_To be done_
Reproduce the listing exactly and skip over any pictures.

_Dataset records_
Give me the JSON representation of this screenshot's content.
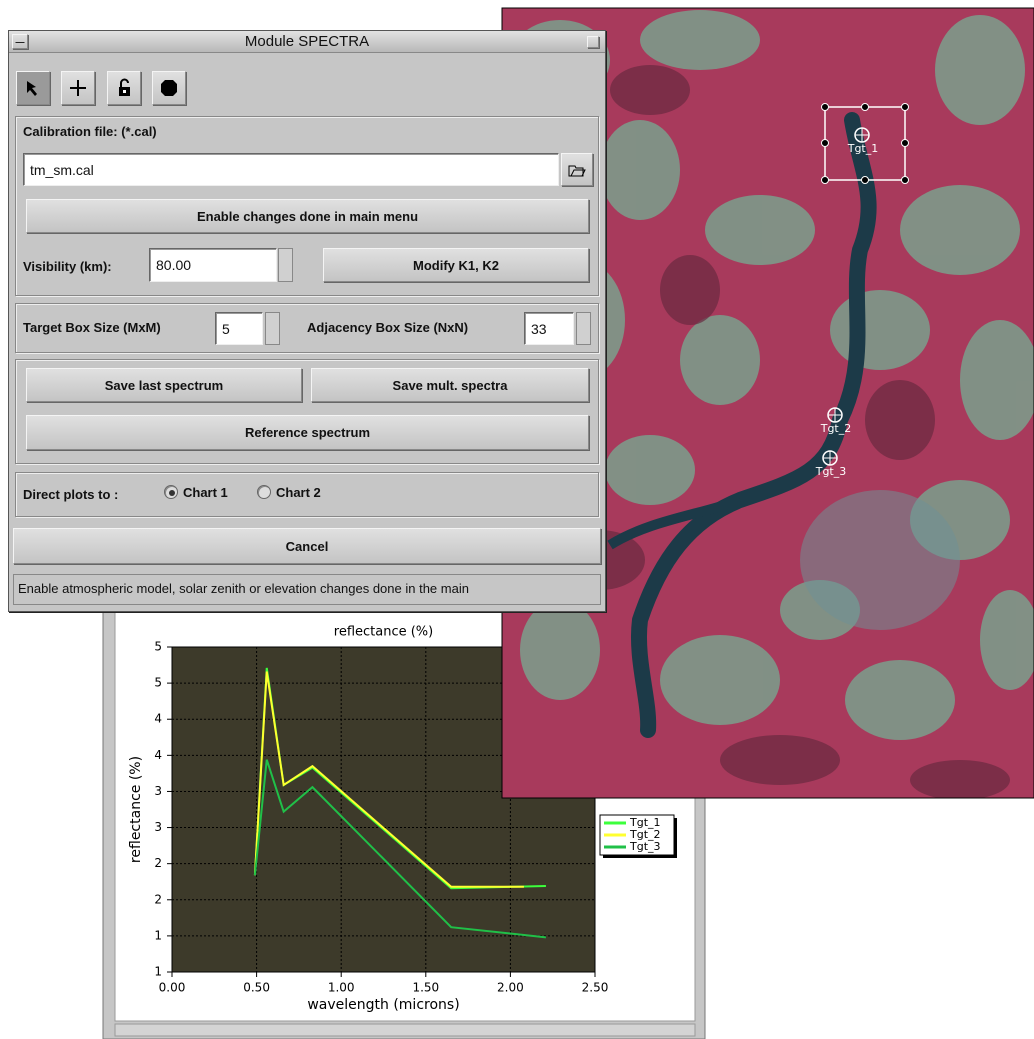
{
  "dialog": {
    "title": "Module SPECTRA",
    "calibration_label": "Calibration file: (*.cal)",
    "calibration_file": "tm_sm.cal",
    "enable_button": "Enable changes done in main menu",
    "visibility_label": "Visibility (km):",
    "visibility_value": "80.00",
    "modify_button": "Modify K1, K2",
    "target_box_label": "Target Box Size (MxM)",
    "target_box_value": 5,
    "adjacency_label": "Adjacency Box Size (NxN)",
    "adjacency_value": 33,
    "save_last": "Save last spectrum",
    "save_mult": "Save mult. spectra",
    "reference": "Reference spectrum",
    "direct_label": "Direct plots to :",
    "radio": [
      "Chart 1",
      "Chart 2"
    ],
    "cancel": "Cancel",
    "status": "Enable atmospheric model, solar zenith or elevation changes done in the main"
  },
  "image": {
    "targets": [
      "Tgt_1",
      "Tgt_2",
      "Tgt_3"
    ]
  },
  "chart_data": {
    "type": "line",
    "title": "reflectance (%)",
    "xlabel": "wavelength (microns)",
    "ylabel": "reflectance (%)",
    "xlim": [
      0,
      2.5
    ],
    "ylim": [
      1,
      5.5
    ],
    "xticks": [
      {
        "value": 0,
        "label": "0.00"
      },
      {
        "value": 0.5,
        "label": "0.50"
      },
      {
        "value": 1,
        "label": "1.00"
      },
      {
        "value": 1.5,
        "label": "1.50"
      },
      {
        "value": 2,
        "label": "2.00"
      },
      {
        "value": 2.5,
        "label": "2.50"
      }
    ],
    "yticks": [
      {
        "value": 1,
        "label": "1"
      },
      {
        "value": 1.5,
        "label": "1"
      },
      {
        "value": 2,
        "label": "2"
      },
      {
        "value": 2.5,
        "label": "2"
      },
      {
        "value": 3,
        "label": "3"
      },
      {
        "value": 3.5,
        "label": "3"
      },
      {
        "value": 4,
        "label": "4"
      },
      {
        "value": 4.5,
        "label": "4"
      },
      {
        "value": 5,
        "label": "5"
      },
      {
        "value": 5.5,
        "label": "5"
      }
    ],
    "grid": true,
    "legend": "right",
    "series": [
      {
        "name": "Tgt_1",
        "color": "#3cff3c",
        "x": [
          0.49,
          0.56,
          0.66,
          0.83,
          1.65,
          2.21
        ],
        "values": [
          2.34,
          5.21,
          3.59,
          3.83,
          2.16,
          2.19
        ]
      },
      {
        "name": "Tgt_2",
        "color": "#ffff30",
        "x": [
          0.49,
          0.56,
          0.66,
          0.83,
          1.65,
          2.08
        ],
        "values": [
          2.34,
          5.16,
          3.59,
          3.85,
          2.18,
          2.18
        ]
      },
      {
        "name": "Tgt_3",
        "color": "#20c048",
        "x": [
          0.49,
          0.56,
          0.66,
          0.83,
          1.65,
          2.21
        ],
        "values": [
          2.34,
          3.94,
          3.22,
          3.56,
          1.62,
          1.48
        ]
      }
    ]
  }
}
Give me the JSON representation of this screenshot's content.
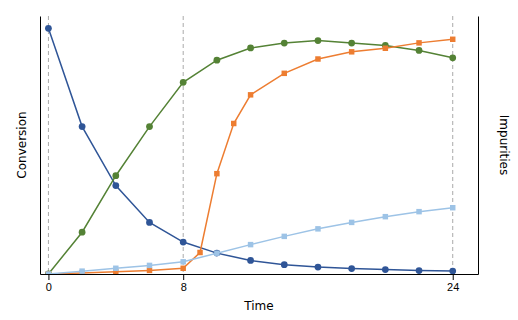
{
  "chart_data": {
    "type": "line",
    "xlabel": "Time",
    "ylabel": "Conversion",
    "y2label": "Impurities",
    "xlim": [
      -0.5,
      25.5
    ],
    "xticks": [
      0,
      8,
      24
    ],
    "ylim": [
      0,
      1.05
    ],
    "y2lim": [
      0,
      0.72
    ],
    "tick_labels": "x",
    "grid": false,
    "vlines": [
      0,
      8,
      24
    ],
    "series": [
      {
        "color": "#2f5597",
        "marker": "circle",
        "x": [
          0,
          2,
          4,
          6,
          8,
          10,
          12,
          14,
          16,
          18,
          20,
          22,
          24
        ],
        "values": [
          1.0,
          0.6,
          0.36,
          0.21,
          0.13,
          0.085,
          0.055,
          0.038,
          0.028,
          0.022,
          0.018,
          0.014,
          0.012
        ]
      },
      {
        "color": "#548235",
        "marker": "circle",
        "x": [
          0,
          2,
          4,
          6,
          8,
          10,
          12,
          14,
          16,
          18,
          20,
          22,
          24
        ],
        "values": [
          0.0,
          0.17,
          0.4,
          0.6,
          0.78,
          0.87,
          0.92,
          0.94,
          0.95,
          0.94,
          0.93,
          0.91,
          0.88
        ]
      },
      {
        "color": "#ed7d31",
        "marker": "square",
        "axis": "y2",
        "x": [
          0,
          2,
          4,
          6,
          8,
          9,
          10,
          11,
          12,
          14,
          16,
          18,
          20,
          22,
          24
        ],
        "values": [
          0.0,
          0.003,
          0.006,
          0.01,
          0.016,
          0.06,
          0.28,
          0.42,
          0.5,
          0.56,
          0.6,
          0.62,
          0.63,
          0.645,
          0.655
        ]
      },
      {
        "color": "#9dc3e6",
        "marker": "square",
        "axis": "y2",
        "x": [
          0,
          2,
          4,
          6,
          8,
          10,
          12,
          14,
          16,
          18,
          20,
          22,
          24
        ],
        "values": [
          0.0,
          0.008,
          0.016,
          0.024,
          0.034,
          0.058,
          0.082,
          0.105,
          0.126,
          0.144,
          0.16,
          0.174,
          0.185
        ]
      }
    ]
  }
}
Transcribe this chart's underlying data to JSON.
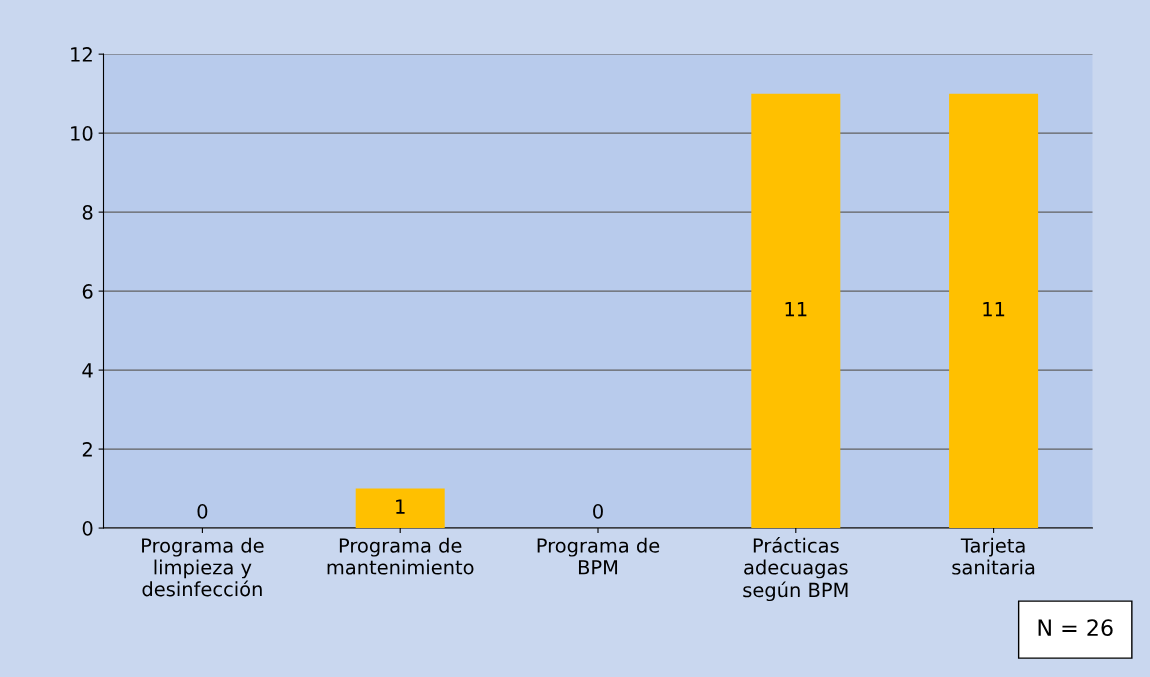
{
  "chart_data": {
    "type": "bar",
    "categories": [
      "Programa de\nlimpieza y\ndesinfección",
      "Programa de\nmantenimiento",
      "Programa de\nBPM",
      "Prácticas\nadecuagas\nsegún BPM",
      "Tarjeta\nsanitaria"
    ],
    "values": [
      0,
      1,
      0,
      11,
      11
    ],
    "color": "#ffc000",
    "ylim": [
      0,
      12
    ],
    "yticks": [
      0,
      2,
      4,
      6,
      8,
      10,
      12
    ],
    "grid": "y",
    "data_labels": true,
    "annotations": [
      "N = 26"
    ]
  }
}
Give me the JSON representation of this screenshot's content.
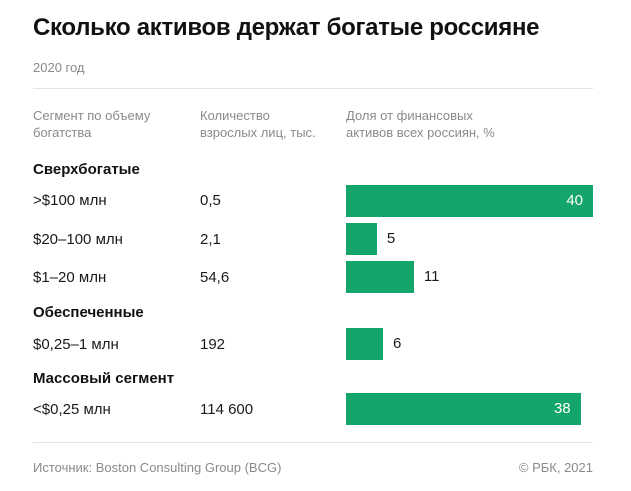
{
  "chart_data": {
    "type": "bar",
    "title": "Сколько активов держат богатые россияне",
    "subtitle": "2020 год",
    "columns": [
      [
        "Сегмент по объему",
        "богатства"
      ],
      [
        "Количество",
        "взрослых лиц, тыс."
      ],
      [
        "Доля от финансовых",
        "активов всех россиян, %"
      ]
    ],
    "groups": [
      {
        "name": "Сверхбогатые",
        "rows": [
          {
            "segment": ">$100 млн",
            "count": "0,5",
            "share": 40
          },
          {
            "segment": "$20–100 млн",
            "count": "2,1",
            "share": 5
          },
          {
            "segment": "$1–20 млн",
            "count": "54,6",
            "share": 11
          }
        ]
      },
      {
        "name": "Обеспеченные",
        "rows": [
          {
            "segment": "$0,25–1 млн",
            "count": "192",
            "share": 6
          }
        ]
      },
      {
        "name": "Массовый сегмент",
        "rows": [
          {
            "segment": "<$0,25 млн",
            "count": "114 600",
            "share": 38
          }
        ]
      }
    ],
    "xlim": [
      0,
      40
    ],
    "bar_color": "#14a56a",
    "source": "Источник: Boston Consulting Group (BCG)",
    "credit": "© РБК, 2021"
  }
}
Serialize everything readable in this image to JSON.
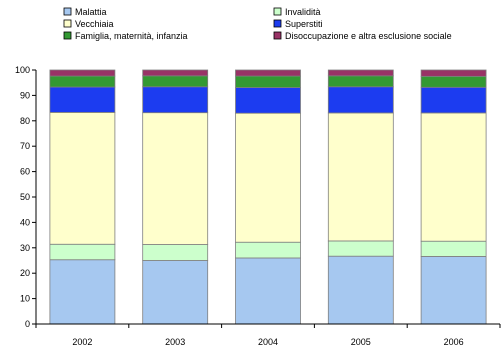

_The result_
Give me the JSON representation of this screenshot's content.
{
  "dialog": {
    "title": "Module SPECTRA",
    "calibration_label": "Calibration file: (*.cal)",
    "calibration_file": "tm_sm.cal",
    "enable_button": "Enable changes done in main menu",
    "visibility_label": "Visibility (km):",
    "visibility_value": "80.00",
    "modify_button": "Modify K1, K2",
    "target_box_label": "Target Box Size (MxM)",
    "target_box_value": 5,
    "adjacency_label": "Adjacency Box Size (NxN)",
    "adjacency_value": 33,
    "save_last": "Save last spectrum",
    "save_mult": "Save mult. spectra",
    "reference": "Reference spectrum",
    "direct_label": "Direct plots to :",
    "radio": [
      "Chart 1",
      "Chart 2"
    ],
    "cancel": "Cancel",
    "status": "Enable atmospheric model, solar zenith or elevation changes done in the main"
  },
  "image": {
    "targets": [
      "Tgt_1",
      "Tgt_2",
      "Tgt_3"
    ]
  },
  "chart_data": {
    "type": "line",
    "title": "reflectance (%)",
    "xlabel": "wavelength (microns)",
    "ylabel": "reflectance (%)",
    "xlim": [
      0,
      2.5
    ],
    "ylim": [
      1,
      5.5
    ],
    "xticks": [
      {
        "value": 0,
        "label": "0.00"
      },
      {
        "value": 0.5,
        "label": "0.50"
      },
      {
        "value": 1,
        "label": "1.00"
      },
      {
        "value": 1.5,
        "label": "1.50"
      },
      {
        "value": 2,
        "label": "2.00"
      },
      {
        "value": 2.5,
        "label": "2.50"
      }
    ],
    "yticks": [
      {
        "value": 1,
        "label": "1"
      },
      {
        "value": 1.5,
        "label": "1"
      },
      {
        "value": 2,
        "label": "2"
      },
      {
        "value": 2.5,
        "label": "2"
      },
      {
        "value": 3,
        "label": "3"
      },
      {
        "value": 3.5,
        "label": "3"
      },
      {
        "value": 4,
        "label": "4"
      },
      {
        "value": 4.5,
        "label": "4"
      },
      {
        "value": 5,
        "label": "5"
      },
      {
        "value": 5.5,
        "label": "5"
      }
    ],
    "grid": true,
    "legend": "right",
    "series": [
      {
        "name": "Tgt_1",
        "color": "#3cff3c",
        "x": [
          0.49,
          0.56,
          0.66,
          0.83,
          1.65,
          2.21
        ],
        "values": [
          2.34,
          5.21,
          3.59,
          3.83,
          2.16,
          2.19
        ]
      },
      {
        "name": "Tgt_2",
        "color": "#ffff30",
        "x": [
          0.49,
          0.56,
          0.66,
          0.83,
          1.65,
          2.08
        ],
        "values": [
          2.34,
          5.16,
          3.59,
          3.85,
          2.18,
          2.18
        ]
      },
      {
        "name": "Tgt_3",
        "color": "#20c048",
        "x": [
          0.49,
          0.56,
          0.66,
          0.83,
          1.65,
          2.21
        ],
        "values": [
          2.34,
          3.94,
          3.22,
          3.56,
          1.62,
          1.48
        ]
      }
    ]
  }
}
Give me the JSON representation of this screenshot's content.
{
  "chart_data": {
    "type": "line",
    "xlabel": "Time",
    "ylabel": "Conversion",
    "y2label": "Impurities",
    "xlim": [
      -0.5,
      25.5
    ],
    "xticks": [
      0,
      8,
      24
    ],
    "ylim": [
      0,
      1.05
    ],
    "y2lim": [
      0,
      0.72
    ],
    "tick_labels": "x",
    "grid": false,
    "vlines": [
      0,
      8,
      24
    ],
    "series": [
      {
        "color": "#2f5597",
        "marker": "circle",
        "x": [
          0,
          2,
          4,
          6,
          8,
          10,
          12,
          14,
          16,
          18,
          20,
          22,
          24
        ],
        "values": [
          1.0,
          0.6,
          0.36,
          0.21,
          0.13,
          0.085,
          0.055,
          0.038,
          0.028,
          0.022,
          0.018,
          0.014,
          0.012
        ]
      },
      {
        "color": "#548235",
        "marker": "circle",
        "x": [
          0,
          2,
          4,
          6,
          8,
          10,
          12,
          14,
          16,
          18,
          20,
          22,
          24
        ],
        "values": [
          0.0,
          0.17,
          0.4,
          0.6,
          0.78,
          0.87,
          0.92,
          0.94,
          0.95,
          0.94,
          0.93,
          0.91,
          0.88
        ]
      },
      {
        "color": "#ed7d31",
        "marker": "square",
        "axis": "y2",
        "x": [
          0,
          2,
          4,
          6,
          8,
          9,
          10,
          11,
          12,
          14,
          16,
          18,
          20,
          22,
          24
        ],
        "values": [
          0.0,
          0.003,
          0.006,
          0.01,
          0.016,
          0.06,
          0.28,
          0.42,
          0.5,
          0.56,
          0.6,
          0.62,
          0.63,
          0.645,
          0.655
        ]
      },
      {
        "color": "#9dc3e6",
        "marker": "square",
        "axis": "y2",
        "x": [
          0,
          2,
          4,
          6,
          8,
          10,
          12,
          14,
          16,
          18,
          20,
          22,
          24
        ],
        "values": [
          0.0,
          0.008,
          0.016,
          0.024,
          0.034,
          0.058,
          0.082,
          0.105,
          0.126,
          0.144,
          0.16,
          0.174,
          0.185
        ]
      }
    ]
  }
}
Transcribe this chart's underlying data to JSON.
{
  "chart_data": {
    "type": "bar",
    "categories": [
      "Programa de\nlimpieza y\ndesinfección",
      "Programa de\nmantenimiento",
      "Programa de\nBPM",
      "Prácticas\nadecuagas\nsegún BPM",
      "Tarjeta\nsanitaria"
    ],
    "values": [
      0,
      1,
      0,
      11,
      11
    ],
    "color": "#ffc000",
    "ylim": [
      0,
      12
    ],
    "yticks": [
      0,
      2,
      4,
      6,
      8,
      10,
      12
    ],
    "grid": "y",
    "data_labels": true,
    "annotations": [
      "N = 26"
    ]
  }
}
Give me the JSON representation of this screenshot's content.
{
  "chart_data": {
    "type": "bar",
    "title": "Сколько активов держат богатые россияне",
    "subtitle": "2020 год",
    "columns": [
      [
        "Сегмент по объему",
        "богатства"
      ],
      [
        "Количество",
        "взрослых лиц, тыс."
      ],
      [
        "Доля от финансовых",
        "активов всех россиян, %"
      ]
    ],
    "groups": [
      {
        "name": "Сверхбогатые",
        "rows": [
          {
            "segment": ">$100 млн",
            "count": "0,5",
            "share": 40
          },
          {
            "segment": "$20–100 млн",
            "count": "2,1",
            "share": 5
          },
          {
            "segment": "$1–20 млн",
            "count": "54,6",
            "share": 11
          }
        ]
      },
      {
        "name": "Обеспеченные",
        "rows": [
          {
            "segment": "$0,25–1 млн",
            "count": "192",
            "share": 6
          }
        ]
      },
      {
        "name": "Массовый сегмент",
        "rows": [
          {
            "segment": "<$0,25 млн",
            "count": "114 600",
            "share": 38
          }
        ]
      }
    ],
    "xlim": [
      0,
      40
    ],
    "bar_color": "#14a56a",
    "source": "Источник: Boston Consulting Group (BCG)",
    "credit": "© РБК, 2021"
  }
}
Serialize everything readable in this image to JSON.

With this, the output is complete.